### BRANO SCELTO
↓↓↓
In alto, Giulia (Anna Maria Ferrero) e suo padre (Andrea Checchi).
In basso, Ludovico (Filippo Scelzo) e Davide (Gérard Blain).


Mentre Ludovico, il presidente, insieme a gran parte dei membri anziani della comunità, tra rabbini, madri e padri di famiglia molto religiosi, crede davvero che trovare l'oro richiesto (difficile da reperire per le magre condizioni di vita del popolo israelita) sia l'unica soluzione per salvare la vita a tutti, Davide è convinto che soltanto l'insurrezione armata possa liberarli dallo strapotere dei nazisti, che ormai ha il controllo della città dopo lo scioglimento di tutti gli organi governativi e con esercito e forze di polizia allo sbando. Giulia, invece, su consiglio del padre e spinta dall'amore di Massimo, si decide ad abbandonare il ghetto e a trasferirsi a casa del giovane, per mettersi al sicuro. 


Davide (Gérard Blain) e Giulia (Anna Maria Ferrero).

Ma come dicevo, a raccontare la storia sono gli occhi e i volti dei tre protagonisti. Il volto segnato e sofferente di Ludovico, che teme per la sua comunità, sentendo tutte quelle vite nelle sue mani e in bilico tra la forza e la mitezza della fede e la fermezza nel cercare una soluzione buona per tutti. Quello dolce e malinconico di Giulia, che per salvarsi si convince a rinnegare se stessa, battezzarsi cristianamente e sposare in Chiesa il ragazzo. E ancora quello tormentato e rabbioso di Davide, che si mette d'accordo con degli esuli partigiani per avere le armi e dar via all'insurrezione popolare insieme agli altri giovani del ghetto. Salvo, poi, alla fine, rimanere da solo, dopo che la comunità, tra sacrifici, preghiere e aiuti, riesce a procurare l'oro richiesto. Ma come Davide aveva capito, si tratta soltanto di una scusa: i tedeschi hanno preso tempo per radunare nella città le forse militari necessarie per assaltare il ghetto e ripulirlo.
↑↑↑
### BLOCCO DATI
↓↓↓
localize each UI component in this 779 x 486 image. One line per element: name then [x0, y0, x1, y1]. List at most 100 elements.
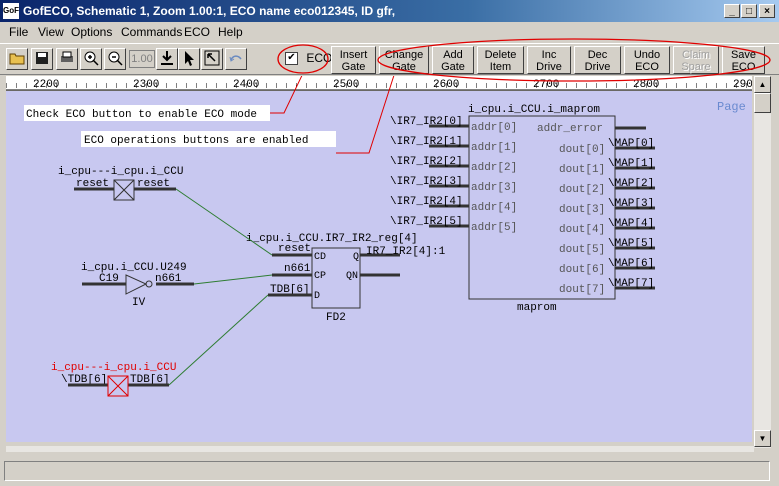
↑↑↑
### QUESITO A
Rispondi a queste domande sul brano sul film:
(i) Quale attore interpreta il padre di Giulia?
(ii) Secondo Davide, che cosa può liberare la comunità dallo strapotere dei nazisti?
(iii) A casa di chi si trasferisce Giulia lasciando il ghetto?
### QUESITO B
Elenca tutti gli attori nominati nel brano sul film.
### QUESITO C
Per favore, prosegui il brano sul film, ripartendo dopo la sua ultima frase.
Per rispondere non occorre consultare l'elenco.

### RISULTATO A
(i) Andrea Checchi.
(ii) Soltanto l'insurrezione armata.
(iii) A casa di Massimo.

### RISULTATO B
Anna Maria Ferrero, Andrea Checchi, Filippo Scelzo, Gérard Blain.

### RISULTATO C
In alto, Massimo (Jean Sorel) e Giulia (Anna Maria Ferrero).
In basso, Ludovico (Filippo Scelzo) e l'orefice (Ugo D'Alessio).



Così, mentre Davide scappa con i partigiani per unirsi alla Resistenza (rimanendo traumatizzato dopo aver ucciso un soldato tedesco) e Ludovico e gli altri membri della comunità sperano di aver finalmente scampato il pericolo, è proprio Giulia, all'alba del 16 ottobre, a trovarsi davanti le camionette delle SS mentre prelevano tutti: giovani e vecchi, bambini e adulti tra cui il proprio padre. A quel punto, con gli occhi pieni di dolore e di orrore, capisce che non può fuggire e decide di andare incontro al suo destino, insieme a quel popolo a cui non ha mai smesso di sentirsi legata.

Credo che questo vecchio film di Lizzani, realizzato poco meno di vent'anni dopo quei tragici eventi, restituisca davvero psicologia e sentimenti di un popolo braccato, dal punto di vista di quella comunità israelita che più di altri ha pagato le conseguenze di una guerra assurda "firmata" dall'Italia senza il consenso degli italiani (di religione ebraica o no), abbandonati a se stessi e alla propria misera esistenza. Filippo Scelzo nei panni di Ludovico, l'attore francese Gérard Blain in quelli di Davide e Anna Maria Ferrero in quelli di Giulia restituiscono appieno i contrastanti umori, le differenti idee e le medesime speranze di quei giorni così orribili. Ma i loro volti non sono gli unici. Meritano citazione anche Ugo D'Alessio nelle vesti dell'orefice incaricato della raccolta dell'oro, Andrea Checchi nei panni del padre di Giulia, ma anche Jean Sorel, nei panni di Massimo, il fidanzato di lei. Sono questi, e molti altri, i "volti" della verità, quella più intima, quella più profonda, che Carlo Lizzani consegna in un'ora e quaranta di pellicola, ancora oggi insuperabili in quanto a fedeltà, ricercatezza e rispetto.